((
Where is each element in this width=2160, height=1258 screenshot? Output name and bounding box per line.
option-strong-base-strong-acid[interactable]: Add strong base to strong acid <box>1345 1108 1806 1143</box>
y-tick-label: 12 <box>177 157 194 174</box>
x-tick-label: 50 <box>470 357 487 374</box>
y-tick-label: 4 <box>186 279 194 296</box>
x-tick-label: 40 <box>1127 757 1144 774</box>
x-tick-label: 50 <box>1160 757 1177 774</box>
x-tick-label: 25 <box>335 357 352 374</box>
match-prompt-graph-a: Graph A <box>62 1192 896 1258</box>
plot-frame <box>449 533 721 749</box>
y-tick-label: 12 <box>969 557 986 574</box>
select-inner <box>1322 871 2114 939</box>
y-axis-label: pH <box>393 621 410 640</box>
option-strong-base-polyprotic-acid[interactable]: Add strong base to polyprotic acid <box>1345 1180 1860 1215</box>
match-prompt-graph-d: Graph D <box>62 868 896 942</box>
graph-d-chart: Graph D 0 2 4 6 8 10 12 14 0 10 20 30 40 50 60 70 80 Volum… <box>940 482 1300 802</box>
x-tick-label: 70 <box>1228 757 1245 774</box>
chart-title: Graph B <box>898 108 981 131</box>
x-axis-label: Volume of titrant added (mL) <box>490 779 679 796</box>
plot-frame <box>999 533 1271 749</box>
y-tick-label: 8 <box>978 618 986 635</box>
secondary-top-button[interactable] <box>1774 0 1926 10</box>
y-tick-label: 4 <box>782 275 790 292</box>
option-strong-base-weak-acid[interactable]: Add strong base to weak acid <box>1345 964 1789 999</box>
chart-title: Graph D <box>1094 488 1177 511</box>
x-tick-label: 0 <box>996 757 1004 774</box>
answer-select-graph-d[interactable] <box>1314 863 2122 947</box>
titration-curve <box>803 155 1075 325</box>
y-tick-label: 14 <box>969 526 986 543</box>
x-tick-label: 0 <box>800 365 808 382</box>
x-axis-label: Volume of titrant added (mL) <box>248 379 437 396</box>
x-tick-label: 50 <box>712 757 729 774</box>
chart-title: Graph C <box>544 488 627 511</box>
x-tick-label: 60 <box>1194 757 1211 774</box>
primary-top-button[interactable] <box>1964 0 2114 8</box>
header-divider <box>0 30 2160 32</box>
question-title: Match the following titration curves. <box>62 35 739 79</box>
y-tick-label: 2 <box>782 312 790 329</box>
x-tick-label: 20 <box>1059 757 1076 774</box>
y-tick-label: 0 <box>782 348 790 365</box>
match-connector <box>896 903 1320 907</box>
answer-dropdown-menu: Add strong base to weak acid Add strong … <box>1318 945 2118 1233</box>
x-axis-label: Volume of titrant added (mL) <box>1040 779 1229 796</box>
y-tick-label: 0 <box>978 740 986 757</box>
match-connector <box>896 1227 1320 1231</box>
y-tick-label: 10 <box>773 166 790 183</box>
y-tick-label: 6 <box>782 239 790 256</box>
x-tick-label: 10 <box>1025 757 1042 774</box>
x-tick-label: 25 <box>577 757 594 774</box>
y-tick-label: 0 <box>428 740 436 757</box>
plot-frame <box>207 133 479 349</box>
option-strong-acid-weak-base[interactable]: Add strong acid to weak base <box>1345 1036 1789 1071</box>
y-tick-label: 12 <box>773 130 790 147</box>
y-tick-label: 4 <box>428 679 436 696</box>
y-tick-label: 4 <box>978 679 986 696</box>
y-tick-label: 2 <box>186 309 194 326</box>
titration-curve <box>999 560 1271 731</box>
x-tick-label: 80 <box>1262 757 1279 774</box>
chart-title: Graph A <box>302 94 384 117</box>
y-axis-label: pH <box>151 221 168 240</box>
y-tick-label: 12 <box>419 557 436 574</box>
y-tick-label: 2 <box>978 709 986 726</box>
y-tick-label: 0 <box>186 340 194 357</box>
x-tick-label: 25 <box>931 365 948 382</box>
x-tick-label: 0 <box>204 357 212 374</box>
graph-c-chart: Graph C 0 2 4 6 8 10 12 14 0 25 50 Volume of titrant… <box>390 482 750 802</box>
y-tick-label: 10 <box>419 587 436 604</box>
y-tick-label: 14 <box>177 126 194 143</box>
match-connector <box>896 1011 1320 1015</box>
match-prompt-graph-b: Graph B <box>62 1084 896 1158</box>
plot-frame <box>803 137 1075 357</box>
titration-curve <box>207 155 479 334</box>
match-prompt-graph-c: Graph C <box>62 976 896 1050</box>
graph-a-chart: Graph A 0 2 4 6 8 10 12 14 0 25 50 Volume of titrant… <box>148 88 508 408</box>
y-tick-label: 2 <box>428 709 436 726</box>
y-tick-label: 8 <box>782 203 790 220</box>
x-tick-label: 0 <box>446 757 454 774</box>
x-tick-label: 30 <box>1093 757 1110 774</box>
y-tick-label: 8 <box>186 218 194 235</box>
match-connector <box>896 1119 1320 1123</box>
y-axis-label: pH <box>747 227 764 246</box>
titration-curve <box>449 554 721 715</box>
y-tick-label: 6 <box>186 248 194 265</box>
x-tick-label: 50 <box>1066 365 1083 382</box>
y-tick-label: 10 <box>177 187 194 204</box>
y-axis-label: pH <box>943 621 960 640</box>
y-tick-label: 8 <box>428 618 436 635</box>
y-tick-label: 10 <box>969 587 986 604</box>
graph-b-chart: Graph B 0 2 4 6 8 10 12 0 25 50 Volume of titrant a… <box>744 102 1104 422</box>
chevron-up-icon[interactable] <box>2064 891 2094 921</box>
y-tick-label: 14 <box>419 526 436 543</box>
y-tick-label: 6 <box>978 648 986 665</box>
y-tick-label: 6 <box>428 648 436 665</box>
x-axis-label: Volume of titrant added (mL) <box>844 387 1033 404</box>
))
▶ Written exercise: Reproduce the whole listing above, line for line, with no changes.

▶ Complete output:
Where is each element in this width=2160, height=1258 screenshot? Output name and bounding box per line.
option-strong-base-strong-acid[interactable]: Add strong base to strong acid <box>1345 1108 1806 1143</box>
y-tick-label: 12 <box>177 157 194 174</box>
x-tick-label: 50 <box>470 357 487 374</box>
y-tick-label: 4 <box>186 279 194 296</box>
x-tick-label: 40 <box>1127 757 1144 774</box>
x-tick-label: 50 <box>1160 757 1177 774</box>
x-tick-label: 25 <box>335 357 352 374</box>
match-prompt-graph-a: Graph A <box>62 1192 896 1258</box>
plot-frame <box>449 533 721 749</box>
y-tick-label: 12 <box>969 557 986 574</box>
select-inner <box>1322 871 2114 939</box>
y-axis-label: pH <box>393 621 410 640</box>
option-strong-base-polyprotic-acid[interactable]: Add strong base to polyprotic acid <box>1345 1180 1860 1215</box>
match-prompt-graph-d: Graph D <box>62 868 896 942</box>
graph-d-chart: Graph D 0 2 4 6 8 10 12 14 0 10 20 30 40 50 60 70 80 Volum… <box>940 482 1300 802</box>
x-tick-label: 70 <box>1228 757 1245 774</box>
chart-title: Graph B <box>898 108 981 131</box>
x-axis-label: Volume of titrant added (mL) <box>490 779 679 796</box>
plot-frame <box>999 533 1271 749</box>
y-tick-label: 8 <box>978 618 986 635</box>
secondary-top-button[interactable] <box>1774 0 1926 10</box>
y-tick-label: 4 <box>782 275 790 292</box>
option-strong-base-weak-acid[interactable]: Add strong base to weak acid <box>1345 964 1789 999</box>
chart-title: Graph D <box>1094 488 1177 511</box>
x-tick-label: 0 <box>996 757 1004 774</box>
answer-select-graph-d[interactable] <box>1314 863 2122 947</box>
titration-curve <box>803 155 1075 325</box>
y-tick-label: 14 <box>969 526 986 543</box>
x-tick-label: 0 <box>800 365 808 382</box>
x-axis-label: Volume of titrant added (mL) <box>248 379 437 396</box>
x-tick-label: 50 <box>712 757 729 774</box>
chart-title: Graph C <box>544 488 627 511</box>
x-tick-label: 60 <box>1194 757 1211 774</box>
primary-top-button[interactable] <box>1964 0 2114 8</box>
header-divider <box>0 30 2160 32</box>
question-title: Match the following titration curves. <box>62 35 739 79</box>
y-tick-label: 2 <box>782 312 790 329</box>
x-tick-label: 20 <box>1059 757 1076 774</box>
y-tick-label: 0 <box>782 348 790 365</box>
match-connector <box>896 903 1320 907</box>
answer-dropdown-menu: Add strong base to weak acid Add strong … <box>1318 945 2118 1233</box>
x-axis-label: Volume of titrant added (mL) <box>1040 779 1229 796</box>
y-tick-label: 0 <box>978 740 986 757</box>
match-connector <box>896 1227 1320 1231</box>
y-tick-label: 10 <box>773 166 790 183</box>
y-tick-label: 6 <box>782 239 790 256</box>
x-tick-label: 10 <box>1025 757 1042 774</box>
x-tick-label: 25 <box>577 757 594 774</box>
y-tick-label: 0 <box>428 740 436 757</box>
plot-frame <box>207 133 479 349</box>
option-strong-acid-weak-base[interactable]: Add strong acid to weak base <box>1345 1036 1789 1071</box>
y-tick-label: 12 <box>773 130 790 147</box>
y-tick-label: 4 <box>428 679 436 696</box>
y-tick-label: 4 <box>978 679 986 696</box>
y-tick-label: 2 <box>186 309 194 326</box>
titration-curve <box>999 560 1271 731</box>
x-tick-label: 80 <box>1262 757 1279 774</box>
chart-title: Graph A <box>302 94 384 117</box>
y-axis-label: pH <box>151 221 168 240</box>
y-tick-label: 12 <box>419 557 436 574</box>
y-tick-label: 2 <box>978 709 986 726</box>
y-tick-label: 0 <box>186 340 194 357</box>
x-tick-label: 25 <box>931 365 948 382</box>
x-tick-label: 0 <box>204 357 212 374</box>
graph-c-chart: Graph C 0 2 4 6 8 10 12 14 0 25 50 Volume of titrant… <box>390 482 750 802</box>
y-tick-label: 10 <box>419 587 436 604</box>
y-tick-label: 14 <box>177 126 194 143</box>
match-connector <box>896 1011 1320 1015</box>
match-prompt-graph-b: Graph B <box>62 1084 896 1158</box>
plot-frame <box>803 137 1075 357</box>
titration-curve <box>207 155 479 334</box>
match-prompt-graph-c: Graph C <box>62 976 896 1050</box>
graph-a-chart: Graph A 0 2 4 6 8 10 12 14 0 25 50 Volume of titrant… <box>148 88 508 408</box>
y-tick-label: 2 <box>428 709 436 726</box>
y-tick-label: 8 <box>782 203 790 220</box>
x-tick-label: 0 <box>446 757 454 774</box>
x-tick-label: 30 <box>1093 757 1110 774</box>
y-tick-label: 8 <box>186 218 194 235</box>
match-connector <box>896 1119 1320 1123</box>
y-axis-label: pH <box>747 227 764 246</box>
titration-curve <box>449 554 721 715</box>
y-tick-label: 6 <box>186 248 194 265</box>
x-tick-label: 50 <box>1066 365 1083 382</box>
y-tick-label: 10 <box>177 187 194 204</box>
y-axis-label: pH <box>943 621 960 640</box>
y-tick-label: 8 <box>428 618 436 635</box>
y-tick-label: 10 <box>969 587 986 604</box>
graph-b-chart: Graph B 0 2 4 6 8 10 12 0 25 50 Volume of titrant a… <box>744 102 1104 422</box>
chevron-up-icon[interactable] <box>2064 891 2094 921</box>
y-tick-label: 14 <box>419 526 436 543</box>
y-tick-label: 6 <box>978 648 986 665</box>
y-tick-label: 6 <box>428 648 436 665</box>
x-axis-label: Volume of titrant added (mL) <box>844 387 1033 404</box>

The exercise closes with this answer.